> **Exercise brief**: Reproduce the data below in full and exclude every picture.

================================

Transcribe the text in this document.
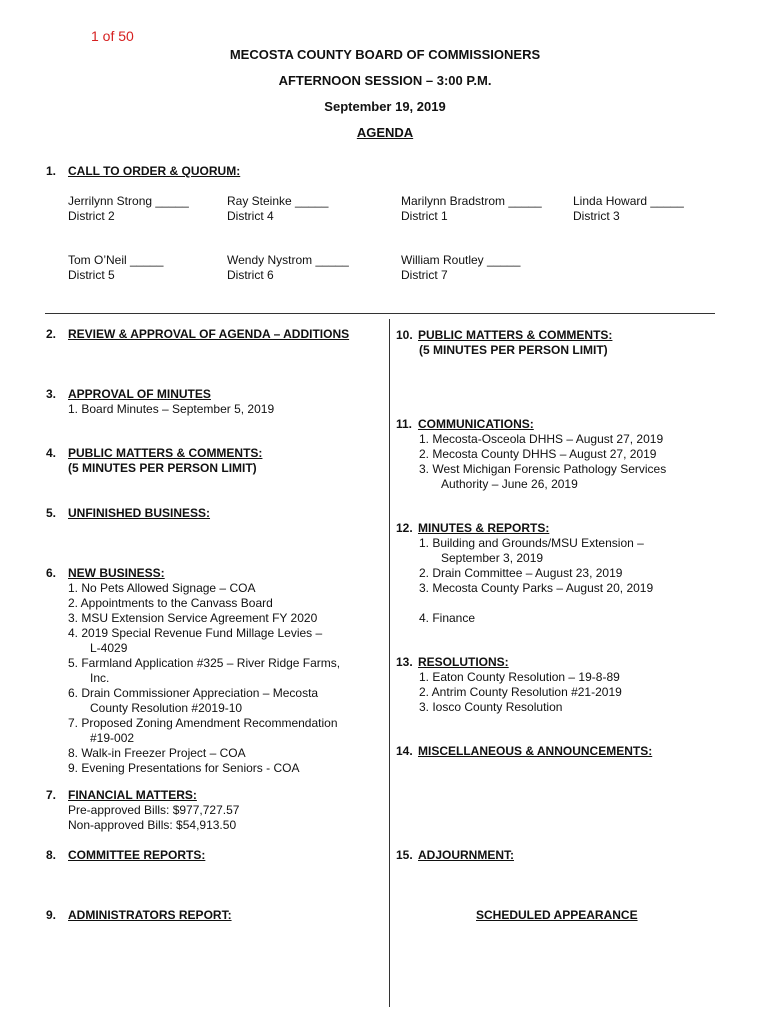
1 of 50
MECOSTA COUNTY BOARD OF COMMISSIONERS
AFTERNOON SESSION – 3:00 P.M.
September 19, 2019
AGENDA
1. CALL TO ORDER & QUORUM:
Jerrilynn Strong _____
District 2
Ray Steinke _____
District 4
Marilynn Bradstrom _____
District 1
Linda Howard _____
District 3
Tom O’Neil _____
District 5
Wendy Nystrom _____
District 6
William Routley _____
District 7
2. REVIEW & APPROVAL OF AGENDA – ADDITIONS
3. APPROVAL OF MINUTES
1. Board Minutes – September 5, 2019
4. PUBLIC MATTERS & COMMENTS:
(5 MINUTES PER PERSON LIMIT)
5. UNFINISHED BUSINESS:
6. NEW BUSINESS:
1. No Pets Allowed Signage – COA
2. Appointments to the Canvass Board
3. MSU Extension Service Agreement FY 2020
4. 2019 Special Revenue Fund Millage Levies –
L-4029
5. Farmland Application #325 – River Ridge Farms,
Inc.
6. Drain Commissioner Appreciation – Mecosta
County Resolution #2019-10
7. Proposed Zoning Amendment Recommendation
#19-002
8. Walk-in Freezer Project – COA
9. Evening Presentations for Seniors - COA
7. FINANCIAL MATTERS:
Pre-approved Bills: $977,727.57
Non-approved Bills: $54,913.50
8. COMMITTEE REPORTS:
9. ADMINISTRATORS REPORT:
10. PUBLIC MATTERS & COMMENTS:
(5 MINUTES PER PERSON LIMIT)
11. COMMUNICATIONS:
1. Mecosta-Osceola DHHS – August 27, 2019
2. Mecosta County DHHS – August 27, 2019
3. West Michigan Forensic Pathology Services
Authority – June 26, 2019
12. MINUTES & REPORTS:
1. Building and Grounds/MSU Extension –
September 3, 2019
2. Drain Committee – August 23, 2019
3. Mecosta County Parks – August 20, 2019
4. Finance
13. RESOLUTIONS:
1. Eaton County Resolution – 19-8-89
2. Antrim County Resolution #21-2019
3. Iosco County Resolution
14. MISCELLANEOUS & ANNOUNCEMENTS:
15. ADJOURNMENT:
SCHEDULED APPEARANCE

================================

> **Result of the exercise**:
Transcribe the text in this document.
1 of 50
MECOSTA COUNTY BOARD OF COMMISSIONERS
AFTERNOON SESSION – 3:00 P.M.
September 19, 2019
AGENDA
1. CALL TO ORDER & QUORUM:
Jerrilynn Strong _____
District 2
Ray Steinke _____
District 4
Marilynn Bradstrom _____
District 1
Linda Howard _____
District 3
Tom O’Neil _____
District 5
Wendy Nystrom _____
District 6
William Routley _____
District 7
2. REVIEW & APPROVAL OF AGENDA – ADDITIONS
3. APPROVAL OF MINUTES
1. Board Minutes – September 5, 2019
4. PUBLIC MATTERS & COMMENTS:
(5 MINUTES PER PERSON LIMIT)
5. UNFINISHED BUSINESS:
6. NEW BUSINESS:
1. No Pets Allowed Signage – COA
2. Appointments to the Canvass Board
3. MSU Extension Service Agreement FY 2020
4. 2019 Special Revenue Fund Millage Levies –
L-4029
5. Farmland Application #325 – River Ridge Farms,
Inc.
6. Drain Commissioner Appreciation – Mecosta
County Resolution #2019-10
7. Proposed Zoning Amendment Recommendation
#19-002
8. Walk-in Freezer Project – COA
9. Evening Presentations for Seniors - COA
7. FINANCIAL MATTERS:
Pre-approved Bills: $977,727.57
Non-approved Bills: $54,913.50
8. COMMITTEE REPORTS:
9. ADMINISTRATORS REPORT:
10. PUBLIC MATTERS & COMMENTS:
(5 MINUTES PER PERSON LIMIT)
11. COMMUNICATIONS:
1. Mecosta-Osceola DHHS – August 27, 2019
2. Mecosta County DHHS – August 27, 2019
3. West Michigan Forensic Pathology Services
Authority – June 26, 2019
12. MINUTES & REPORTS:
1. Building and Grounds/MSU Extension –
September 3, 2019
2. Drain Committee – August 23, 2019
3. Mecosta County Parks – August 20, 2019
4. Finance
13. RESOLUTIONS:
1. Eaton County Resolution – 19-8-89
2. Antrim County Resolution #21-2019
3. Iosco County Resolution
14. MISCELLANEOUS & ANNOUNCEMENTS:
15. ADJOURNMENT:
SCHEDULED APPEARANCE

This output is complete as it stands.